# WRITTEN TASK
Go through the entries below and pick out every line with "time".

# LISTING

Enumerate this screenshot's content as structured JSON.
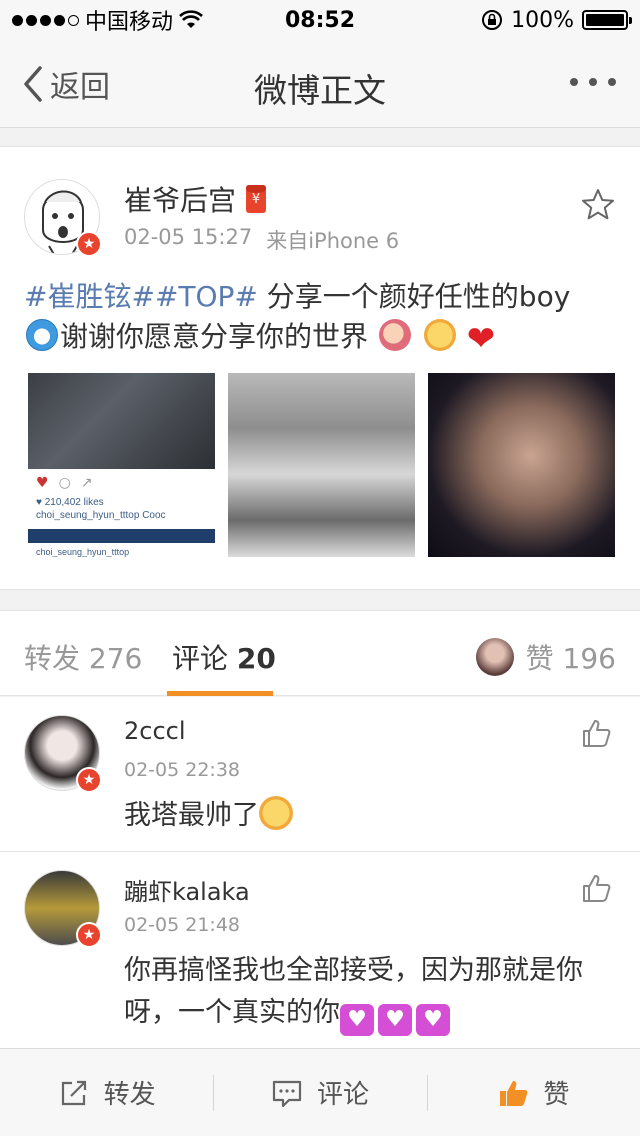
{
  "status_bar": {
    "carrier": "中国移动",
    "time": "08:52",
    "battery": "100%"
  },
  "nav": {
    "back_label": "返回",
    "title": "微博正文"
  },
  "post": {
    "author": "崔爷后宫",
    "time": "02-05 15:27",
    "source": "来自iPhone 6",
    "topic1": "#崔胜铉#",
    "topic2": "#TOP#",
    "text1": " 分享一个颜好任性的boy",
    "text2": "谢谢你愿意分享你的世界",
    "photo1_likes": "♥ 210,402 likes",
    "photo1_caption": "choi_seung_hyun_tttop Cooc",
    "photo1_user": "choi_seung_hyun_tttop"
  },
  "tabs": {
    "repost_label": "转发",
    "repost_count": "276",
    "comment_label": "评论",
    "comment_count": "20",
    "like_label": "赞",
    "like_count": "196"
  },
  "comments": [
    {
      "name": "2cccl",
      "time": "02-05 22:38",
      "text": "我塔最帅了"
    },
    {
      "name": "蹦虾kalaka",
      "time": "02-05 21:48",
      "text": "你再搞怪我也全部接受，因为那就是你呀，一个真实的你"
    }
  ],
  "toolbar": {
    "repost": "转发",
    "comment": "评论",
    "like": "赞"
  },
  "colors": {
    "accent": "#f29025",
    "topic": "#5a7cb1",
    "vip_red": "#e8432c"
  }
}
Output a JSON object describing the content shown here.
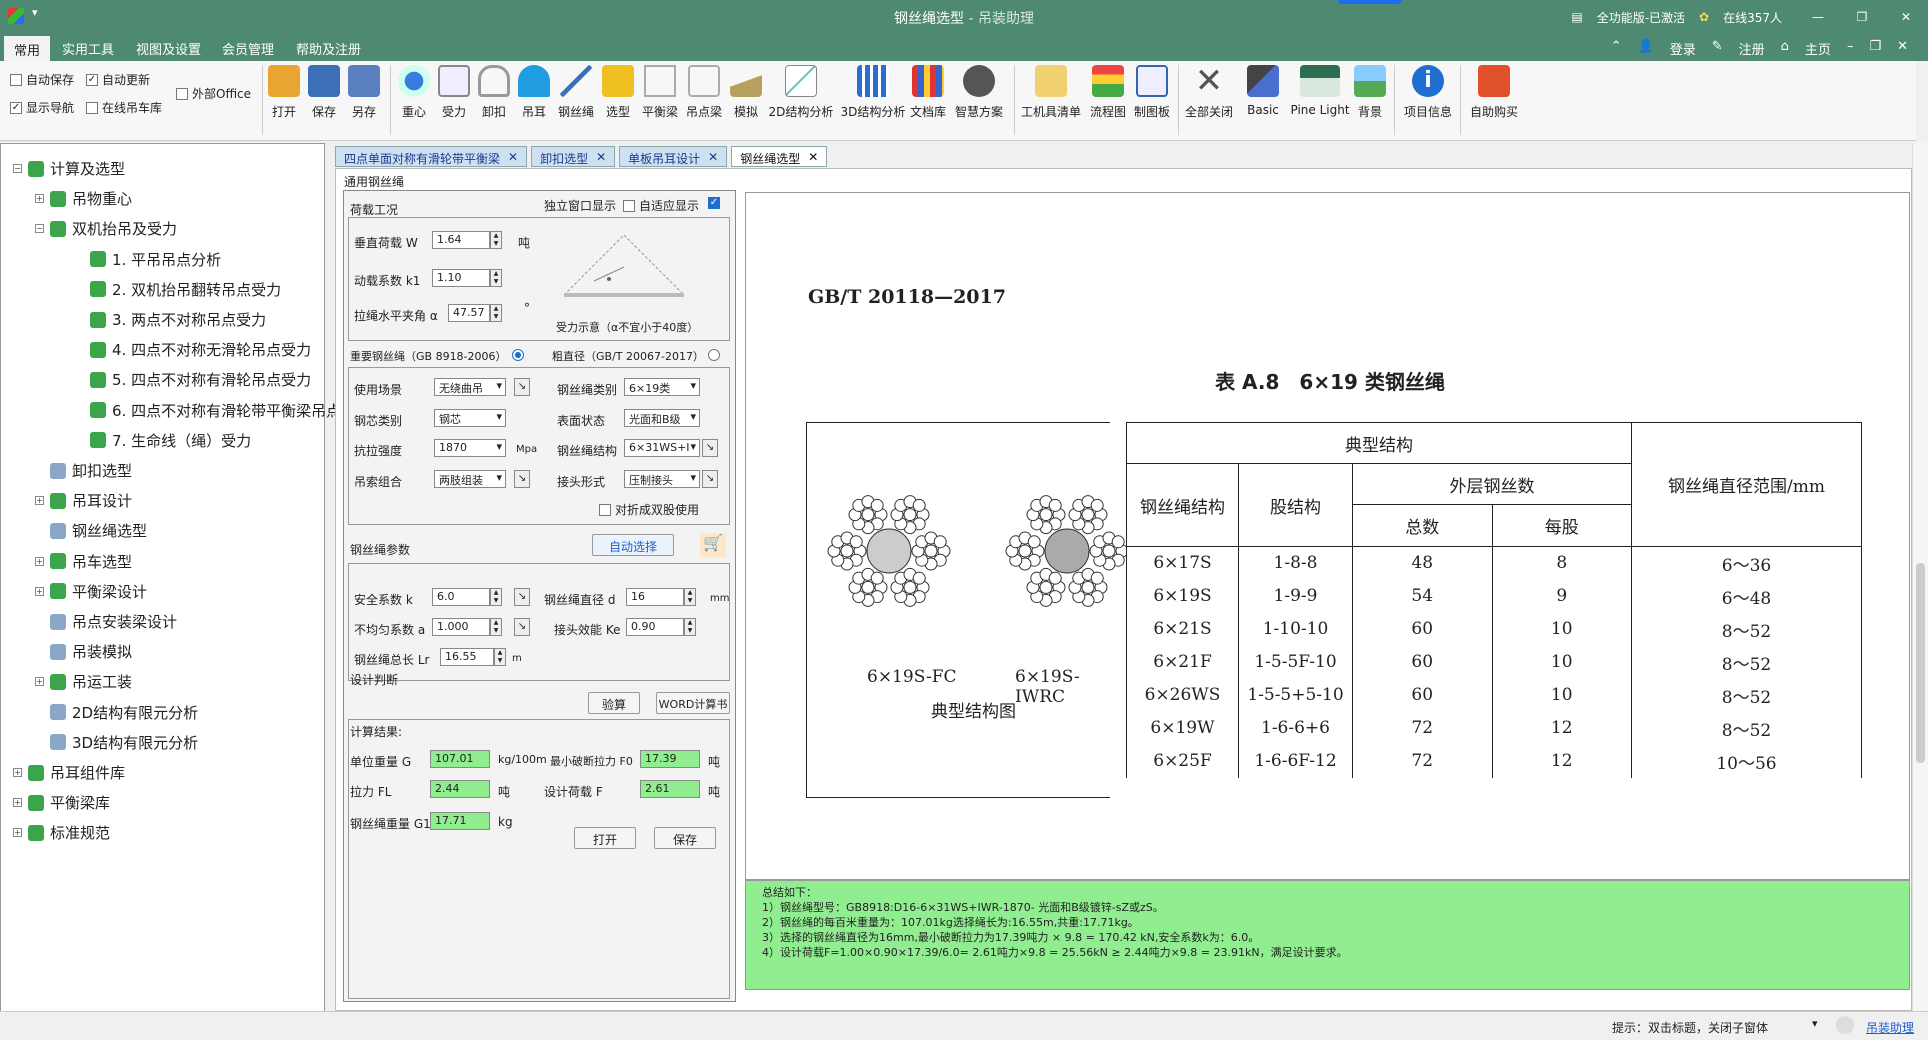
{
  "titlebar": {
    "title": "钢丝绳选型",
    "subtitle": "- 吊装助理",
    "version": "全功能版-已激活",
    "online": "在线357人"
  },
  "menu": {
    "items": [
      "常用",
      "实用工具",
      "视图及设置",
      "会员管理",
      "帮助及注册"
    ],
    "links": [
      "登录",
      "注册",
      "主页"
    ]
  },
  "ribbon": {
    "checks": [
      {
        "label": "自动保存",
        "checked": false
      },
      {
        "label": "自动更新",
        "checked": true
      },
      {
        "label": "外部Office",
        "checked": false
      },
      {
        "label": "显示导航",
        "checked": true
      },
      {
        "label": "在线吊车库",
        "checked": false
      }
    ],
    "buttons": [
      "打开",
      "保存",
      "另存",
      "重心",
      "受力",
      "卸扣",
      "吊耳",
      "钢丝绳",
      "选型",
      "平衡梁",
      "吊点梁",
      "模拟",
      "2D结构分析",
      "3D结构分析",
      "文档库",
      "智慧方案",
      "工机具清单",
      "流程图",
      "制图板",
      "全部关闭",
      "Basic",
      "Pine Light",
      "背景",
      "项目信息",
      "自助购买"
    ]
  },
  "tree": [
    {
      "label": "计算及选型",
      "level": 0,
      "exp": "−"
    },
    {
      "label": "吊物重心",
      "level": 1,
      "exp": "+"
    },
    {
      "label": "双机抬吊及受力",
      "level": 1,
      "exp": "−"
    },
    {
      "label": "1. 平吊吊点分析",
      "level": 2
    },
    {
      "label": "2. 双机抬吊翻转吊点受力",
      "level": 2
    },
    {
      "label": "3. 两点不对称吊点受力",
      "level": 2
    },
    {
      "label": "4. 四点不对称无滑轮吊点受力",
      "level": 2
    },
    {
      "label": "5. 四点不对称有滑轮吊点受力",
      "level": 2
    },
    {
      "label": "6. 四点不对称有滑轮带平衡梁吊点",
      "level": 2
    },
    {
      "label": "7. 生命线（绳）受力",
      "level": 2
    },
    {
      "label": "卸扣选型",
      "level": 1
    },
    {
      "label": "吊耳设计",
      "level": 1,
      "exp": "+"
    },
    {
      "label": "钢丝绳选型",
      "level": 1
    },
    {
      "label": "吊车选型",
      "level": 1,
      "exp": "+"
    },
    {
      "label": "平衡梁设计",
      "level": 1,
      "exp": "+"
    },
    {
      "label": "吊点安装梁设计",
      "level": 1
    },
    {
      "label": "吊装模拟",
      "level": 1
    },
    {
      "label": "吊运工装",
      "level": 1,
      "exp": "+"
    },
    {
      "label": "2D结构有限元分析",
      "level": 1
    },
    {
      "label": "3D结构有限元分析",
      "level": 1
    },
    {
      "label": "吊耳组件库",
      "level": 0,
      "exp": "+"
    },
    {
      "label": "平衡梁库",
      "level": 0,
      "exp": "+"
    },
    {
      "label": "标准规范",
      "level": 0,
      "exp": "+"
    }
  ],
  "tabs": [
    "四点单面对称有滑轮带平衡梁",
    "卸扣选型",
    "单板吊耳设计",
    "钢丝绳选型"
  ],
  "form": {
    "panel_title": "通用钢丝绳",
    "load_section": "荷载工况",
    "independent_window": "独立窗口显示",
    "adaptive": "自适应显示",
    "vertical_load_label": "垂直荷载 W",
    "vertical_load": "1.64",
    "unit_t": "吨",
    "dyn_label": "动载系数 k1",
    "dyn": "1.10",
    "angle_label": "拉绳水平夹角 α",
    "angle": "47.57",
    "deg": "°",
    "diagram_caption": "受力示意（α不宜小于40度）",
    "std1": "重要钢丝绳（GB 8918-2006）",
    "std2": "粗直径（GB/T 20067-2017）",
    "usage_label": "使用场景",
    "usage": "无绕曲吊",
    "rope_type_label": "钢丝绳类别",
    "rope_type": "6×19类",
    "core_label": "钢芯类别",
    "core": "钢芯",
    "surface_label": "表面状态",
    "surface": "光面和B级",
    "strength_label": "抗拉强度",
    "strength": "1870",
    "mpa": "Mpa",
    "structure_label": "钢丝绳结构",
    "structure": "6×31WS+I",
    "combo_label": "吊索组合",
    "combo": "两肢组装",
    "joint_label": "接头形式",
    "joint": "压制接头",
    "fold": "对折成双股使用",
    "params_section": "钢丝绳参数",
    "auto_select": "自动选择",
    "safety_label": "安全系数 k",
    "safety": "6.0",
    "diameter_label": "钢丝绳直径 d",
    "diameter": "16",
    "mm": "mm",
    "uneven_label": "不均匀系数 a",
    "uneven": "1.000",
    "eff_label": "接头效能 Ke",
    "eff": "0.90",
    "length_label": "钢丝绳总长 Lr",
    "length": "16.55",
    "m": "m",
    "design_judge": "设计判断",
    "verify": "验算",
    "word": "WORD计算书",
    "results_title": "计算结果:",
    "unit_weight_label": "单位重量 G",
    "unit_weight": "107.01",
    "unit_weight_unit": "kg/100m",
    "min_break_label": "最小破断拉力 F0",
    "min_break": "17.39",
    "t": "吨",
    "tension_label": "拉力 FL",
    "tension": "2.44",
    "design_load_label": "设计荷载 F",
    "design_load": "2.61",
    "rope_weight_label": "钢丝绳重量 G1",
    "rope_weight": "17.71",
    "kg": "kg",
    "open": "打开",
    "save": "保存"
  },
  "doc": {
    "std": "GB/T 20118—2017",
    "table_title": "表 A.8　6×19 类钢丝绳",
    "header_typical": "典型结构",
    "header_rope": "钢丝绳结构",
    "header_strand": "股结构",
    "header_outer": "外层钢丝数",
    "header_total": "总数",
    "header_per": "每股",
    "header_range": "钢丝绳直径范围/mm",
    "fig1": "6×19S-FC",
    "fig2": "6×19S-IWRC",
    "fig_caption": "典型结构图",
    "rows": [
      [
        "6×17S",
        "1-8-8",
        "48",
        "8",
        "6～36"
      ],
      [
        "6×19S",
        "1-9-9",
        "54",
        "9",
        "6～48"
      ],
      [
        "6×21S",
        "1-10-10",
        "60",
        "10",
        "8～52"
      ],
      [
        "6×21F",
        "1-5-5F-10",
        "60",
        "10",
        "8～52"
      ],
      [
        "6×26WS",
        "1-5-5+5-10",
        "60",
        "10",
        "8～52"
      ],
      [
        "6×19W",
        "1-6-6+6",
        "72",
        "12",
        "8～52"
      ],
      [
        "6×25F",
        "1-6-6F-12",
        "72",
        "12",
        "10～56"
      ]
    ]
  },
  "summary": {
    "title": "总结如下：",
    "lines": [
      "1）钢丝绳型号：GB8918:D16-6×31WS+IWR-1870- 光面和B级镀锌-sZ或zS。",
      "2）钢丝绳的每百米重量为：107.01kg选择绳长为:16.55m,共重:17.71kg。",
      "3）选择的钢丝绳直径为16mm,最小破断拉力为17.39吨力 × 9.8 = 170.42 kN,安全系数k为：6.0。",
      "4）设计荷载F=1.00×0.90×17.39/6.0= 2.61吨力×9.8 = 25.56kN ≥ 2.44吨力×9.8 = 23.91kN，满足设计要求。"
    ]
  },
  "status": {
    "hint": "提示：双击标题，关闭子窗体",
    "link": "吊装助理"
  },
  "colors": {
    "titlebar": "#4e8a72",
    "green_field": "#90ee90",
    "tab": "#cfe0f2"
  }
}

# EXERCISE RESPONSE
    "time": "08:52",
    "time": "02-05 15:27",
      "time": "02-05 22:38",
      "time": "02-05 21:48",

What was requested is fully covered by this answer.